### What you are asked to do
Retype the line where "Output the text content of this document." appears and each line that follows it down to the last line of the records below. Leave the pictures out.

### Listing
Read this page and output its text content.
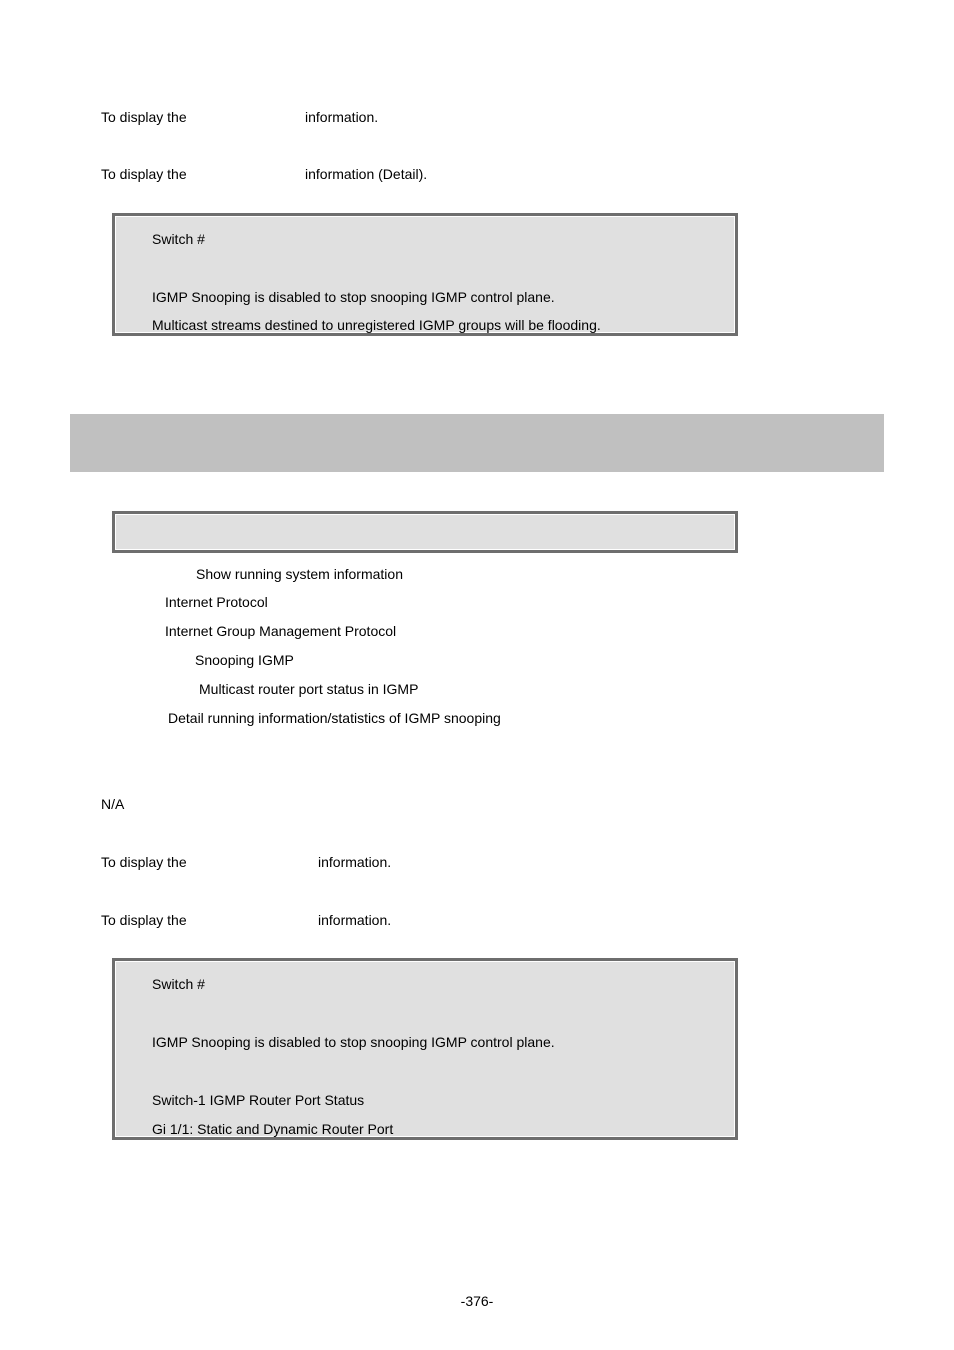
To display the	information.
To display the	information (Detail).
Switch #
IGMP Snooping is disabled to stop snooping IGMP control plane.
Multicast streams destined to unregistered IGMP groups will be flooding.
Show running system information
Internet Protocol
Internet Group Management Protocol
Snooping IGMP
Multicast router port status in IGMP
Detail running information/statistics of IGMP snooping
N/A
To display the	information.
To display the	information.
Switch #
IGMP Snooping is disabled to stop snooping IGMP control plane.
Switch-1 IGMP Router Port Status
Gi 1/1: Static and Dynamic Router Port
-376-
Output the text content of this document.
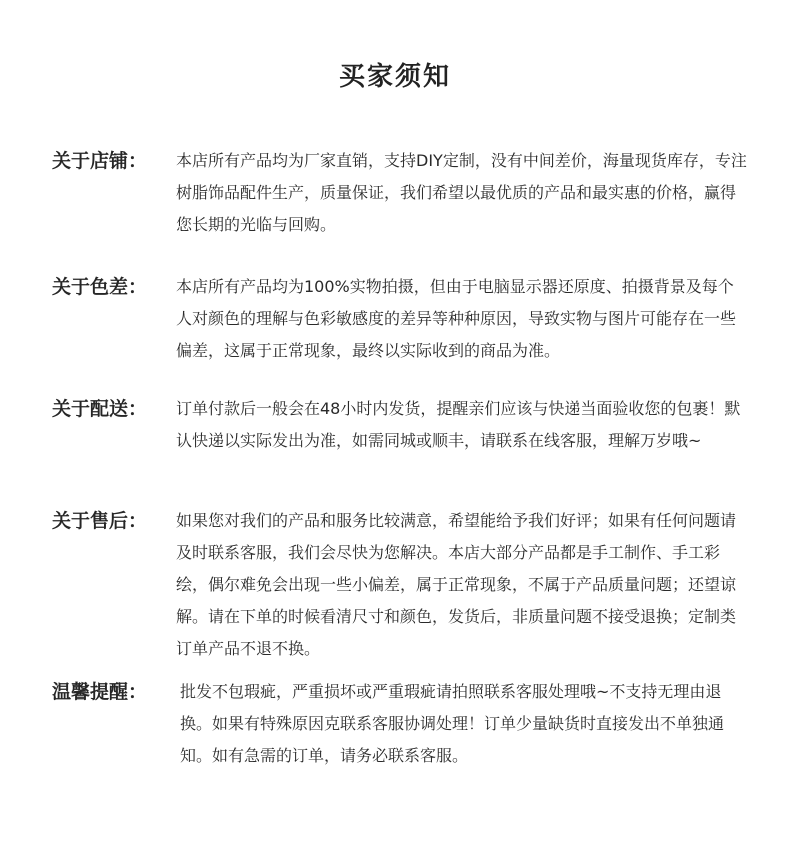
买家须知
关于店铺：	本店所有产品均为厂家直销，支持DIY定制，没有中间差价，海量现货库存，专注树脂饰品配件生产，质量保证，我们希望以最优质的产品和最实惠的价格，赢得您长期的光临与回购。
关于色差：	本店所有产品均为100%实物拍摄，但由于电脑显示器还原度、拍摄背景及每个人对颜色的理解与色彩敏感度的差异等种种原因，导致实物与图片可能存在一些偏差，这属于正常现象，最终以实际收到的商品为准。
关于配送：	订单付款后一般会在48小时内发货，提醒亲们应该与快递当面验收您的包裹！默认快递以实际发出为准，如需同城或顺丰，请联系在线客服，理解万岁哦~
关于售后：	如果您对我们的产品和服务比较满意，希望能给予我们好评；如果有任何问题请及时联系客服，我们会尽快为您解决。本店大部分产品都是手工制作、手工彩绘，偶尔难免会出现一些小偏差，属于正常现象，不属于产品质量问题；还望谅解。请在下单的时候看清尺寸和颜色，发货后，非质量问题不接受退换；定制类订单产品不退不换。
温馨提醒：	批发不包瑕疵，严重损坏或严重瑕疵请拍照联系客服处理哦~不支持无理由退换。如果有特殊原因克联系客服协调处理！订单少量缺货时直接发出不单独通知。如有急需的订单，请务必联系客服。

### Reply to the task
Output the text content of this document.
买家须知
关于店铺：	本店所有产品均为厂家直销，支持DIY定制，没有中间差价，海量现货库存，专注树脂饰品配件生产，质量保证，我们希望以最优质的产品和最实惠的价格，赢得您长期的光临与回购。
关于色差：	本店所有产品均为100%实物拍摄，但由于电脑显示器还原度、拍摄背景及每个人对颜色的理解与色彩敏感度的差异等种种原因，导致实物与图片可能存在一些偏差，这属于正常现象，最终以实际收到的商品为准。
关于配送：	订单付款后一般会在48小时内发货，提醒亲们应该与快递当面验收您的包裹！默认快递以实际发出为准，如需同城或顺丰，请联系在线客服，理解万岁哦~
关于售后：	如果您对我们的产品和服务比较满意，希望能给予我们好评；如果有任何问题请及时联系客服，我们会尽快为您解决。本店大部分产品都是手工制作、手工彩绘，偶尔难免会出现一些小偏差，属于正常现象，不属于产品质量问题；还望谅解。请在下单的时候看清尺寸和颜色，发货后，非质量问题不接受退换；定制类订单产品不退不换。
温馨提醒：	批发不包瑕疵，严重损坏或严重瑕疵请拍照联系客服处理哦~不支持无理由退换。如果有特殊原因克联系客服协调处理！订单少量缺货时直接发出不单独通知。如有急需的订单，请务必联系客服。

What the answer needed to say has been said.